▶ **Exercise description**:
The required output consists solely of the lines from the line containing "Read out every word on this page." through the end of the records, copied exactly.

▶ **Exercise material**:
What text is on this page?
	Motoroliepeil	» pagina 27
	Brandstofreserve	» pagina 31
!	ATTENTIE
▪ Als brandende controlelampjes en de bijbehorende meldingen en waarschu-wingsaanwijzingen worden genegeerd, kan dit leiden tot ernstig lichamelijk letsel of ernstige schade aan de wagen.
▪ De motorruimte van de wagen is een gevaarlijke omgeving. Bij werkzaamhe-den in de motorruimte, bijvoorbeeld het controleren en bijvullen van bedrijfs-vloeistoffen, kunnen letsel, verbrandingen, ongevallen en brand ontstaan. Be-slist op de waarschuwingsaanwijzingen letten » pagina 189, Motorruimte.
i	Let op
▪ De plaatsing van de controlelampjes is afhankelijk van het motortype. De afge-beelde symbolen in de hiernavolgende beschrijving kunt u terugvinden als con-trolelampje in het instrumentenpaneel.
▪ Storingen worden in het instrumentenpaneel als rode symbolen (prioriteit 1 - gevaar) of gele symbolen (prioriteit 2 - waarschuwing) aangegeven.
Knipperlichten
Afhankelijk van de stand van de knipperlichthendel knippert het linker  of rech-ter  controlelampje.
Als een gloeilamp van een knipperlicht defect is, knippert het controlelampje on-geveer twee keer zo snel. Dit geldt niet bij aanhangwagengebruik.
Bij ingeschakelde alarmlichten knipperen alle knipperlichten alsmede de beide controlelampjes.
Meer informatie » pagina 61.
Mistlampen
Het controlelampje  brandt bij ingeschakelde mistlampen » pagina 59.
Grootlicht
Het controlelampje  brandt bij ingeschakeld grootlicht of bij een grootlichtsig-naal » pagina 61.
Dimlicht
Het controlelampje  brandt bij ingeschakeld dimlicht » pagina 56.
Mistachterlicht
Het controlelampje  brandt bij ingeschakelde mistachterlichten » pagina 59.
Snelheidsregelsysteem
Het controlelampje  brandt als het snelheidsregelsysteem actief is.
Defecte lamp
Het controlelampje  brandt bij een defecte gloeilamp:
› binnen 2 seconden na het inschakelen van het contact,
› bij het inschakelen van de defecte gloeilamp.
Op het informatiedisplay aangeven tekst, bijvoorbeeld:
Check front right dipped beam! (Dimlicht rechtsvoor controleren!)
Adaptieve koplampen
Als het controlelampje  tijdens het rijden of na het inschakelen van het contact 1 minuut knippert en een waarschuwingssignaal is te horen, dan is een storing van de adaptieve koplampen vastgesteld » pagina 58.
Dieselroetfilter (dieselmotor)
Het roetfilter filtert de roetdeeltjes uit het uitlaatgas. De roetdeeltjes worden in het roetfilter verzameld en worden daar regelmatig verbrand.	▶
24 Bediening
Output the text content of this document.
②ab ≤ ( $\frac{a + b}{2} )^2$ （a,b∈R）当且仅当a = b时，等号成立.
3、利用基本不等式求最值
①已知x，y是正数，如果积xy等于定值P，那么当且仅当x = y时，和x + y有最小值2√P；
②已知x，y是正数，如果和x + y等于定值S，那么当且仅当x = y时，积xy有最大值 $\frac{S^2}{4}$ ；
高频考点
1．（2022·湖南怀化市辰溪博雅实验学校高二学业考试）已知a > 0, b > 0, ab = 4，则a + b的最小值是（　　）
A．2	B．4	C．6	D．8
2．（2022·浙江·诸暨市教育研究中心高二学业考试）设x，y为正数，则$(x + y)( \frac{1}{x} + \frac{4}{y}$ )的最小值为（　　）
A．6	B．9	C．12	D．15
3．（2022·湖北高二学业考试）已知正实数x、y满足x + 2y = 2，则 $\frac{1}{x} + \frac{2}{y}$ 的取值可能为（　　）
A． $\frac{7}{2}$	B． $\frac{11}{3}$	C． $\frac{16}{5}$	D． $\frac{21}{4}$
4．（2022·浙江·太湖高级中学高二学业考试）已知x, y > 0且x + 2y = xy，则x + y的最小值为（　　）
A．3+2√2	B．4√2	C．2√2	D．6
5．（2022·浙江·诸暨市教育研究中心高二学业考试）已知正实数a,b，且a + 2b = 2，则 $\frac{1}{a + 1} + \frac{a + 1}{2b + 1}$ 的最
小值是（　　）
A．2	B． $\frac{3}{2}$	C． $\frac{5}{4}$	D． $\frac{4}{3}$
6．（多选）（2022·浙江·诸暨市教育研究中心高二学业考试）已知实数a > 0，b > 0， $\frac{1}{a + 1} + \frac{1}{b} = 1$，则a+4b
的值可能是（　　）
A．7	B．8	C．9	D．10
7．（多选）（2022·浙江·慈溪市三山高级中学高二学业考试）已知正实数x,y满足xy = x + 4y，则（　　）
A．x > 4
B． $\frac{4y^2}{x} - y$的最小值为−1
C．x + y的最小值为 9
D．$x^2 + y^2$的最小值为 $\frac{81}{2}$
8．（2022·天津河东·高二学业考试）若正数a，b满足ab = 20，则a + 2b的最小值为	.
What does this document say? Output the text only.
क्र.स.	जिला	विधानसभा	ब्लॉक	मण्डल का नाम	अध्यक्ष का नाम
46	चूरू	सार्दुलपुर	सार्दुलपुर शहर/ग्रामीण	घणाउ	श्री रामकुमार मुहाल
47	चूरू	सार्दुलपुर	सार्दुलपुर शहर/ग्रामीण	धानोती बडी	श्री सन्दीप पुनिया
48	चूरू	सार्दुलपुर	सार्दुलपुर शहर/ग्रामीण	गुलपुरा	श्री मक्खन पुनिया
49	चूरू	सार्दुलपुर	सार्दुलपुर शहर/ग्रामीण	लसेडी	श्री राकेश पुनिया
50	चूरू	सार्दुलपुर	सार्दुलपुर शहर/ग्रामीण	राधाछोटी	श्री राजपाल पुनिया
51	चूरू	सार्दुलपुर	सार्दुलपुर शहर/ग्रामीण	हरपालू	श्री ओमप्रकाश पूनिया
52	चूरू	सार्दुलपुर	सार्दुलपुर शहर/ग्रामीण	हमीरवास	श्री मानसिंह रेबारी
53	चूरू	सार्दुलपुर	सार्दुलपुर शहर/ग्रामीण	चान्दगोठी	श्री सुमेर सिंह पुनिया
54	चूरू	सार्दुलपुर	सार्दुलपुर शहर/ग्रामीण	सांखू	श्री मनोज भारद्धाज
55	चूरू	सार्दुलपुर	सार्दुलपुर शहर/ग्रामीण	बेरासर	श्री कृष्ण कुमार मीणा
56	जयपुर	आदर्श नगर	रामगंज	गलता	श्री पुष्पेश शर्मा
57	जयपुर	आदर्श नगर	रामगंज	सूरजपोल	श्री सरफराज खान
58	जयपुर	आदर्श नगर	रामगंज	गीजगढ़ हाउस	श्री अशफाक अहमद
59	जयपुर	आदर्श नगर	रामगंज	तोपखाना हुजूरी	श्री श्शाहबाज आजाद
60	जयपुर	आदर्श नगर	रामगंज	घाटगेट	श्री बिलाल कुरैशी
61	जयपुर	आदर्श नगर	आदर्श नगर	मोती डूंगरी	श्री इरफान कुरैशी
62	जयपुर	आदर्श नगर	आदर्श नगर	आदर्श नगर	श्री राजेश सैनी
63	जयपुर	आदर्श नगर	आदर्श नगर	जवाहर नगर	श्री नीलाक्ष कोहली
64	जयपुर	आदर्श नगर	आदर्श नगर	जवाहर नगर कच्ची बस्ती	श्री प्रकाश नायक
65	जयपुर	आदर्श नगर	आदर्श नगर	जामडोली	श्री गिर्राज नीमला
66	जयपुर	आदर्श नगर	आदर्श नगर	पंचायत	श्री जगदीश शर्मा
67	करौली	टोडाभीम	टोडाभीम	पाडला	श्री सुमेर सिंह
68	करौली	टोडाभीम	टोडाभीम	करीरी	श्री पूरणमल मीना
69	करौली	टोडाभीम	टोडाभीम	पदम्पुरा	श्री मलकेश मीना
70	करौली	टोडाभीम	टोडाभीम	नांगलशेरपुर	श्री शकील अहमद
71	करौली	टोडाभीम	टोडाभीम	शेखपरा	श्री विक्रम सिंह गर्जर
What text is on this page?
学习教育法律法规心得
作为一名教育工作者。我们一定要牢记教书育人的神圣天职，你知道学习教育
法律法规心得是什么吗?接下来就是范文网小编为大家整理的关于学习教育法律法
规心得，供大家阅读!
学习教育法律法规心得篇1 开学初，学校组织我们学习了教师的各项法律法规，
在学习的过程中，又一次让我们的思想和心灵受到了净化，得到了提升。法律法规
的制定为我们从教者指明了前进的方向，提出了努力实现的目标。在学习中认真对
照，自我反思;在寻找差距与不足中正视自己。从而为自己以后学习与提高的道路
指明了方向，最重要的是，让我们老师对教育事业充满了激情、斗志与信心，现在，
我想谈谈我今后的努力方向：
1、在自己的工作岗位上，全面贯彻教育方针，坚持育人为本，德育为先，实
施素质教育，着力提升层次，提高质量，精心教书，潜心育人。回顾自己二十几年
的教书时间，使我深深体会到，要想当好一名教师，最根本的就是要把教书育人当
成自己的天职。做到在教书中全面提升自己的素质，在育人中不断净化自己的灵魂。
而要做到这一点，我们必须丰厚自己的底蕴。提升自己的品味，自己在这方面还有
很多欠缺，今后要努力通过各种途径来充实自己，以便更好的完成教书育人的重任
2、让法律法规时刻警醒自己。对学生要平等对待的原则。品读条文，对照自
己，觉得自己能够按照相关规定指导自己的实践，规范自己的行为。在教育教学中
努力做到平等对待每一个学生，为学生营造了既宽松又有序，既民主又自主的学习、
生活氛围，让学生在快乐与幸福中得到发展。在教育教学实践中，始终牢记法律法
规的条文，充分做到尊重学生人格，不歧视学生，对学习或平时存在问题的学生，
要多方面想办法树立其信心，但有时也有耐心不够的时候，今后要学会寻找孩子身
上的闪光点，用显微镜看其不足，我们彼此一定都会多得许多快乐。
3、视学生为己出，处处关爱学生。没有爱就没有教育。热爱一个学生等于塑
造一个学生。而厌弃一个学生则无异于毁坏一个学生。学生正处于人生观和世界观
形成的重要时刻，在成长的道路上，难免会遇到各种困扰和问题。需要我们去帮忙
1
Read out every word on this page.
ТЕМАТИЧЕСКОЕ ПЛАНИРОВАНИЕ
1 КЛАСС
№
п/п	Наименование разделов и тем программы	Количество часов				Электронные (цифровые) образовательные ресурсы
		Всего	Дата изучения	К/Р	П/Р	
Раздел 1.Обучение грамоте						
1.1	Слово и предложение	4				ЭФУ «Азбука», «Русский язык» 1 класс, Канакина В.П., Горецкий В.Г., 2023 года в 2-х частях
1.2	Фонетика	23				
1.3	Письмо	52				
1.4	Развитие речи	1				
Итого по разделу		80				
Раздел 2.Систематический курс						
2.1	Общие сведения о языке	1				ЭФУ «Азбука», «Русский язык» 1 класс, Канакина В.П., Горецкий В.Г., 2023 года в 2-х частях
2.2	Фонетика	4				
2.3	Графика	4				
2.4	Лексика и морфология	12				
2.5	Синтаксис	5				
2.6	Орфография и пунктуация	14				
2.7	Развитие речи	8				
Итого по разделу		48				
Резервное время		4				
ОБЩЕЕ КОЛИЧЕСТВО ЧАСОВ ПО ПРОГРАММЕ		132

▶ **Solved exercise**:
Read out every word on this page.
ТЕМАТИЧЕСКОЕ ПЛАНИРОВАНИЕ
1 КЛАСС
№
п/п	Наименование разделов и тем программы	Количество часов				Электронные (цифровые) образовательные ресурсы
		Всего	Дата изучения	К/Р	П/Р	
Раздел 1.Обучение грамоте						
1.1	Слово и предложение	4				ЭФУ «Азбука», «Русский язык» 1 класс, Канакина В.П., Горецкий В.Г., 2023 года в 2-х частях
1.2	Фонетика	23				
1.3	Письмо	52				
1.4	Развитие речи	1				
Итого по разделу		80				
Раздел 2.Систематический курс						
2.1	Общие сведения о языке	1				ЭФУ «Азбука», «Русский язык» 1 класс, Канакина В.П., Горецкий В.Г., 2023 года в 2-х частях
2.2	Фонетика	4				
2.3	Графика	4				
2.4	Лексика и морфология	12				
2.5	Синтаксис	5				
2.6	Орфография и пунктуация	14				
2.7	Развитие речи	8				
Итого по разделу		48				
Резервное время		4				
ОБЩЕЕ КОЛИЧЕСТВО ЧАСОВ ПО ПРОГРАММЕ		132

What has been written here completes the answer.